(Questions to answer):
[1] Using the dissenting opinion on the tax evasion sentence below, say whether each statement agrees with it, answering yes or no and quoting the deciding words: (a) The court indicated the sentence would be one year if the tax was paid. (b) The money was raised through the appellant's brother. (c) The appellant has already begun serving the tax evasion sentence.
[2] Please explain, in one to three sentences, why the court in the dissenting opinion below decided it could do nothing about the tax evasion sentence.
[3] Carry the dissenting opinion on the tax evasion sentence forward from its last sentence.

(Excerpt provided):
+--
Court Opinion

ID: 6888483
Source: CourtListenerOpinion
Date Created: 2022-07-23 21:35:29.114782+00
Date Added: 2024-06-11T16:05:46.996681
License: Public Domain

WOODROUGH, Circuit Judge
(dissenting).
I think there has been injustice to this appellant which should not be sanctioned. At the time he came up for sentence for his crime of income tax evasion, the court gave him to understand that if he paid up his tax in the amount to be agreed on with the tax officers his sentence would be one year in the penitentiary, otherwise he would be confined for three years. He was then taken in charge and sent to the penitentiary on other sentences to be served first, but through his wife the money in an amount exceeding twenty thousand dollars was raised and paid over as soon as the tax officers indicated their agreement. After the payment had been induced in that way the court reached the conclusion that its journal entry of sentence for the tax evasion constituted an absolute sentence of three years imprisonment, and that the term of court having lapsed the court was without power to do anything about it. Of course, if a man is mistakenly ordered hanged and is hanged the sequitur is obvious, but here the time has not come for appellant to even begin to serve a sentence, and the reasons adduced for the conclusion and for subjecting appellant to three years imprisonment instead of the one year that was in the judge’s mind if the tax was paid, do not appeal to me.
+--
(Listed entries):
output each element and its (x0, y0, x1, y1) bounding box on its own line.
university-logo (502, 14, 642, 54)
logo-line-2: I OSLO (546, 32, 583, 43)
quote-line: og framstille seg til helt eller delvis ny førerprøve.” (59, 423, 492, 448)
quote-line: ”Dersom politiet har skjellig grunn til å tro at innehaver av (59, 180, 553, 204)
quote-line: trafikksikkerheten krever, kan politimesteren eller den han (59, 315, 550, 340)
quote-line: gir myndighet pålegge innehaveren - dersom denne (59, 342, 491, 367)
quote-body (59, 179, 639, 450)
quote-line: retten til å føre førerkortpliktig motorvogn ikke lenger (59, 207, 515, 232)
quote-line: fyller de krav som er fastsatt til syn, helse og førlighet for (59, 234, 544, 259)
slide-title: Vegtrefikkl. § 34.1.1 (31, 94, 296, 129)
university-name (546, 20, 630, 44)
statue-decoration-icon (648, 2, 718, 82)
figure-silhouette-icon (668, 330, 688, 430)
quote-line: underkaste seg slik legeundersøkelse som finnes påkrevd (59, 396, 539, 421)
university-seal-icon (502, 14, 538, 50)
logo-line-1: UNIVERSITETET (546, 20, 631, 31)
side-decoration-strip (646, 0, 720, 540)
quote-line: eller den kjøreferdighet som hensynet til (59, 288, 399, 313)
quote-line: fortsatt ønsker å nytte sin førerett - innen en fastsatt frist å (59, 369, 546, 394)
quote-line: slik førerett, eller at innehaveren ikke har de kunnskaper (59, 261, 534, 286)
+--
(Answers to the tasks):
[1]
(a) Yes: "the court gave him to understand that if he paid up his tax in the amount to be agreed on with the tax officers his sentence would be one year in the penitentiary"
(b) No: "through his wife the money in an amount exceeding twenty thousand dollars was raised"
(c) No: "here the time has not come for appellant to even begin to serve a sentence"

[2] The court concluded that its journal entry of sentence for the tax evasion was an absolute sentence of three years' imprisonment. Because the term of court had lapsed, it decided it had no power to act on that sentence.

[3]
The journal entry of the court claimed to show a three year sentence is set forth in the majority opinion and need not be repeated. I am not impressed with the argument that the journal entry can be split up and read as two pronouncements so as to spell out an absolute three year sentence in the part preceding “provided, however”, and a conditional promise to modify that sentence in the part that follows those words, leaving the words “provided, however”, with no significance at all. I am sure there were not two pronouncements. There was a single pronouncement of two alternatives conjoined by “provided, however.” I recognize that where á valid sentence has been passed at one term it may not be re-examined at a. subsequent one, but I think there was no valid sentence here for the tax crime.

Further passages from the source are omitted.